TASK DESCRIPTION: Repeat every line of the data exactly, but not the pictures.
--- START ---
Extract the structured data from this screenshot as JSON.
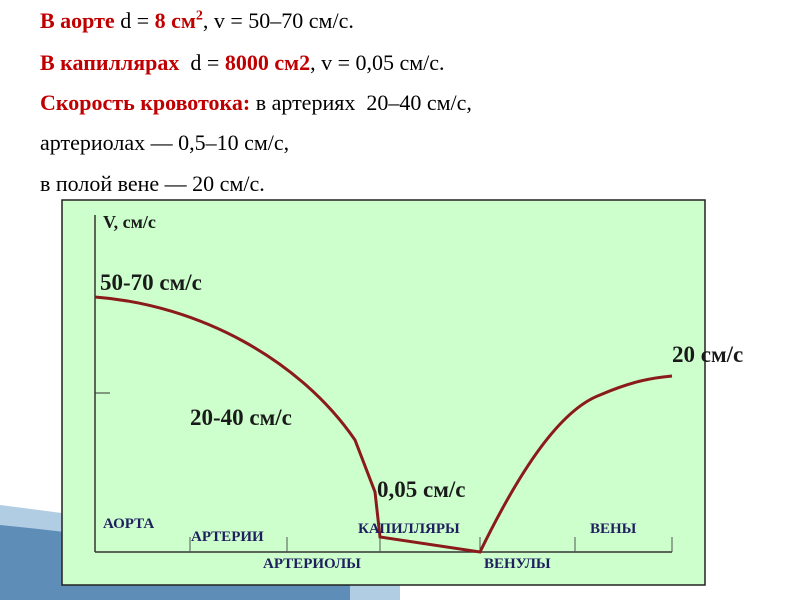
{
  "text_lines": [
    [
      "В аорте",
      " d = ",
      "8 см",
      "2",
      ", v = 50–70 см/с."
    ],
    [
      "В капиллярах",
      "  d = ",
      "8000 см2",
      ", v = 0,05 см/с."
    ],
    [
      "Скорость кровотока:",
      " в артериях  20–40 см/с,"
    ],
    [
      "артериолах — 0,5–10 см/с,"
    ],
    [
      "в полой вене — 20 см/с."
    ]
  ],
  "diagram": {
    "axis_label": "V, см/с",
    "speed_labels": [
      "50-70 см/с",
      "20-40 см/с",
      "0,05 см/с",
      "20 см/с"
    ],
    "sections": [
      "АОРТА",
      "АРТЕРИИ",
      "АРТЕРИОЛЫ",
      "КАПИЛЛЯРЫ",
      "ВЕНУЛЫ",
      "ВЕНЫ"
    ]
  }
}
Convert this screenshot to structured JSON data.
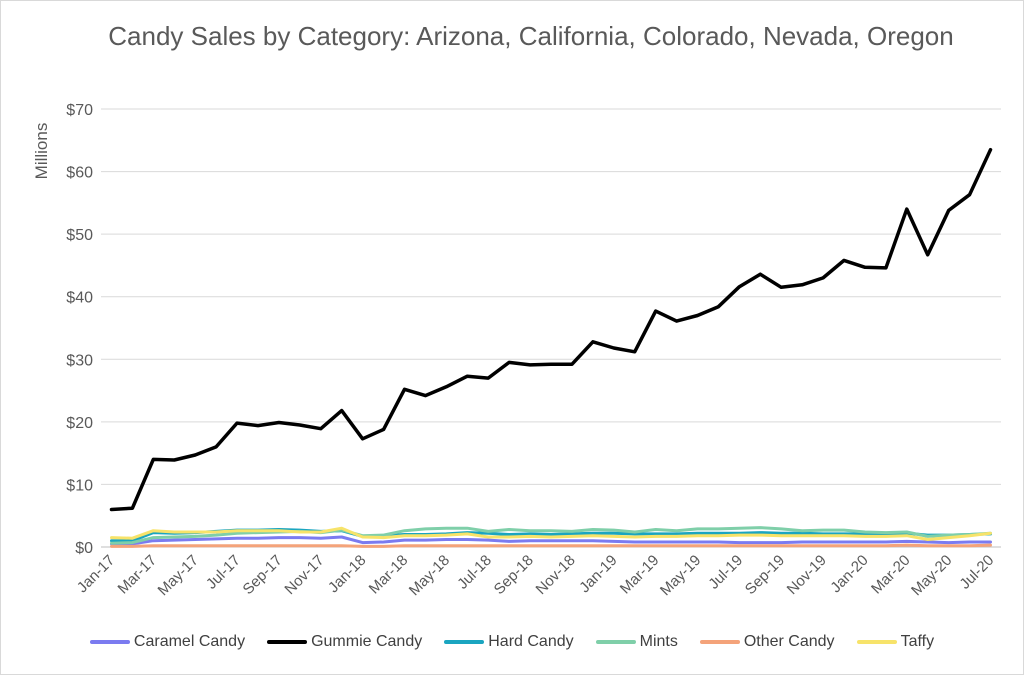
--- END ---
COMPLETE OUTPUT:
Extract the structured data from this screenshot as JSON.
{
  "text_lines": [
    [
      "В аорте",
      " d = ",
      "8 см",
      "2",
      ", v = 50–70 см/с."
    ],
    [
      "В капиллярах",
      "  d = ",
      "8000 см2",
      ", v = 0,05 см/с."
    ],
    [
      "Скорость кровотока:",
      " в артериях  20–40 см/с,"
    ],
    [
      "артериолах — 0,5–10 см/с,"
    ],
    [
      "в полой вене — 20 см/с."
    ]
  ],
  "diagram": {
    "axis_label": "V, см/с",
    "speed_labels": [
      "50-70 см/с",
      "20-40 см/с",
      "0,05 см/с",
      "20 см/с"
    ],
    "sections": [
      "АОРТА",
      "АРТЕРИИ",
      "АРТЕРИОЛЫ",
      "КАПИЛЛЯРЫ",
      "ВЕНУЛЫ",
      "ВЕНЫ"
    ]
  }
}
Convert this screenshot to structured JSON data.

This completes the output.